- LISTED RECORDS -
+ + + +
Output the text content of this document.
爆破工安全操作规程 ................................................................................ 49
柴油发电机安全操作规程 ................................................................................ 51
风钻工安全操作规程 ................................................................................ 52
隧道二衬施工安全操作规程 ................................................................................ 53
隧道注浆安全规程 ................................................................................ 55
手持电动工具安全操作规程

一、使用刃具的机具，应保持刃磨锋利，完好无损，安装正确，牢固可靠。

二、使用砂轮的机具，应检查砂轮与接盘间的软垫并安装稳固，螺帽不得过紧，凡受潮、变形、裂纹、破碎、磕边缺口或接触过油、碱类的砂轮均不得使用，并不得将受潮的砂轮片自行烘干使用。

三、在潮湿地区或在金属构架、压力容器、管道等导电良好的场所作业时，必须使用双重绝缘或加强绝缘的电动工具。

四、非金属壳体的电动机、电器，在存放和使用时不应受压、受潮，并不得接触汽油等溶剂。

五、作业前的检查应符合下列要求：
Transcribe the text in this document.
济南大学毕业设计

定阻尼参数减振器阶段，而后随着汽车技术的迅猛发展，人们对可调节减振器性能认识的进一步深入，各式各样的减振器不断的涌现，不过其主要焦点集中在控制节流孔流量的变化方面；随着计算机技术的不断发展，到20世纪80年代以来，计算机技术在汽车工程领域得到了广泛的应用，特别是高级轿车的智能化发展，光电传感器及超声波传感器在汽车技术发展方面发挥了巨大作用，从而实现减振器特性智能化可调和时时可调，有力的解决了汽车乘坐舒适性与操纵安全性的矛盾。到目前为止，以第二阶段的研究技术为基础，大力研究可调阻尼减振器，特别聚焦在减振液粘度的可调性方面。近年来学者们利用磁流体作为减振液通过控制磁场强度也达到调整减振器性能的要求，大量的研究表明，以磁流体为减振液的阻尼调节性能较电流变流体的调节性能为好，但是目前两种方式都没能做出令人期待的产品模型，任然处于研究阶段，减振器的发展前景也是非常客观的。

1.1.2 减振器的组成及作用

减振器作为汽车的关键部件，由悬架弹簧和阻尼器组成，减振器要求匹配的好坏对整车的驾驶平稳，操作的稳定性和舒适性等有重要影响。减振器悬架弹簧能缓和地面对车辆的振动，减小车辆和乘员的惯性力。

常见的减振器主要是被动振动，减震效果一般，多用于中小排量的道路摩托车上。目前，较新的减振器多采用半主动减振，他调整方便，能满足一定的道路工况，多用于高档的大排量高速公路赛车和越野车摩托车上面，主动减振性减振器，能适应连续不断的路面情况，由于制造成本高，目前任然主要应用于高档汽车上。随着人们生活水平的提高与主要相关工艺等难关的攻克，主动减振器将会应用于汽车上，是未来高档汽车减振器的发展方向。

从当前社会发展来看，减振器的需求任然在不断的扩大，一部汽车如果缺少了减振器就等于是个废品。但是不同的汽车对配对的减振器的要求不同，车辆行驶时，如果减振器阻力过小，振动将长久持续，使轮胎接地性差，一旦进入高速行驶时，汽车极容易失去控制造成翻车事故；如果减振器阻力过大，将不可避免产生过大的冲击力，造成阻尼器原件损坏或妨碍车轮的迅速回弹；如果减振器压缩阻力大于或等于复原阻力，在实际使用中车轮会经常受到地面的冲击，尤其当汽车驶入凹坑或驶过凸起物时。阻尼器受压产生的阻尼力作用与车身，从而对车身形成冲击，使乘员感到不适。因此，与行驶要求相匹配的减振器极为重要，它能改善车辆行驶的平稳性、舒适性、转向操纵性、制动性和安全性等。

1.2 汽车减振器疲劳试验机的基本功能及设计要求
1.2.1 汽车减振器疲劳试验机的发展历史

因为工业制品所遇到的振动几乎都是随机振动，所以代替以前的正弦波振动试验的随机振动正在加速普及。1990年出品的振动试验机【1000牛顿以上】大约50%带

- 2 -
+ + + +
- AIM -
Your task is to quote the listing above word for word.

- CORRECT ANSWER -
Output the text content of this document.
爆破工安全操作规程 ................................................................................ 49
柴油发电机安全操作规程 ................................................................................ 51
风钻工安全操作规程 ................................................................................ 52
隧道二衬施工安全操作规程 ................................................................................ 53
隧道注浆安全规程 ................................................................................ 55
手持电动工具安全操作规程

一、使用刃具的机具，应保持刃磨锋利，完好无损，安装正确，牢固可靠。

二、使用砂轮的机具，应检查砂轮与接盘间的软垫并安装稳固，螺帽不得过紧，凡受潮、变形、裂纹、破碎、磕边缺口或接触过油、碱类的砂轮均不得使用，并不得将受潮的砂轮片自行烘干使用。

三、在潮湿地区或在金属构架、压力容器、管道等导电良好的场所作业时，必须使用双重绝缘或加强绝缘的电动工具。

四、非金属壳体的电动机、电器，在存放和使用时不应受压、受潮，并不得接触汽油等溶剂。

五、作业前的检查应符合下列要求：
Transcribe the text in this document.
济南大学毕业设计

定阻尼参数减振器阶段，而后随着汽车技术的迅猛发展，人们对可调节减振器性能认识的进一步深入，各式各样的减振器不断的涌现，不过其主要焦点集中在控制节流孔流量的变化方面；随着计算机技术的不断发展，到20世纪80年代以来，计算机技术在汽车工程领域得到了广泛的应用，特别是高级轿车的智能化发展，光电传感器及超声波传感器在汽车技术发展方面发挥了巨大作用，从而实现减振器特性智能化可调和时时可调，有力的解决了汽车乘坐舒适性与操纵安全性的矛盾。到目前为止，以第二阶段的研究技术为基础，大力研究可调阻尼减振器，特别聚焦在减振液粘度的可调性方面。近年来学者们利用磁流体作为减振液通过控制磁场强度也达到调整减振器性能的要求，大量的研究表明，以磁流体为减振液的阻尼调节性能较电流变流体的调节性能为好，但是目前两种方式都没能做出令人期待的产品模型，任然处于研究阶段，减振器的发展前景也是非常客观的。

1.1.2 减振器的组成及作用

减振器作为汽车的关键部件，由悬架弹簧和阻尼器组成，减振器要求匹配的好坏对整车的驾驶平稳，操作的稳定性和舒适性等有重要影响。减振器悬架弹簧能缓和地面对车辆的振动，减小车辆和乘员的惯性力。

常见的减振器主要是被动振动，减震效果一般，多用于中小排量的道路摩托车上。目前，较新的减振器多采用半主动减振，他调整方便，能满足一定的道路工况，多用于高档的大排量高速公路赛车和越野车摩托车上面，主动减振性减振器，能适应连续不断的路面情况，由于制造成本高，目前任然主要应用于高档汽车上。随着人们生活水平的提高与主要相关工艺等难关的攻克，主动减振器将会应用于汽车上，是未来高档汽车减振器的发展方向。

从当前社会发展来看，减振器的需求任然在不断的扩大，一部汽车如果缺少了减振器就等于是个废品。但是不同的汽车对配对的减振器的要求不同，车辆行驶时，如果减振器阻力过小，振动将长久持续，使轮胎接地性差，一旦进入高速行驶时，汽车极容易失去控制造成翻车事故；如果减振器阻力过大，将不可避免产生过大的冲击力，造成阻尼器原件损坏或妨碍车轮的迅速回弹；如果减振器压缩阻力大于或等于复原阻力，在实际使用中车轮会经常受到地面的冲击，尤其当汽车驶入凹坑或驶过凸起物时。阻尼器受压产生的阻尼力作用与车身，从而对车身形成冲击，使乘员感到不适。因此，与行驶要求相匹配的减振器极为重要，它能改善车辆行驶的平稳性、舒适性、转向操纵性、制动性和安全性等。

1.2 汽车减振器疲劳试验机的基本功能及设计要求
1.2.1 汽车减振器疲劳试验机的发展历史

因为工业制品所遇到的振动几乎都是随机振动，所以代替以前的正弦波振动试验的随机振动正在加速普及。1990年出品的振动试验机【1000牛顿以上】大约50%带

- 2 -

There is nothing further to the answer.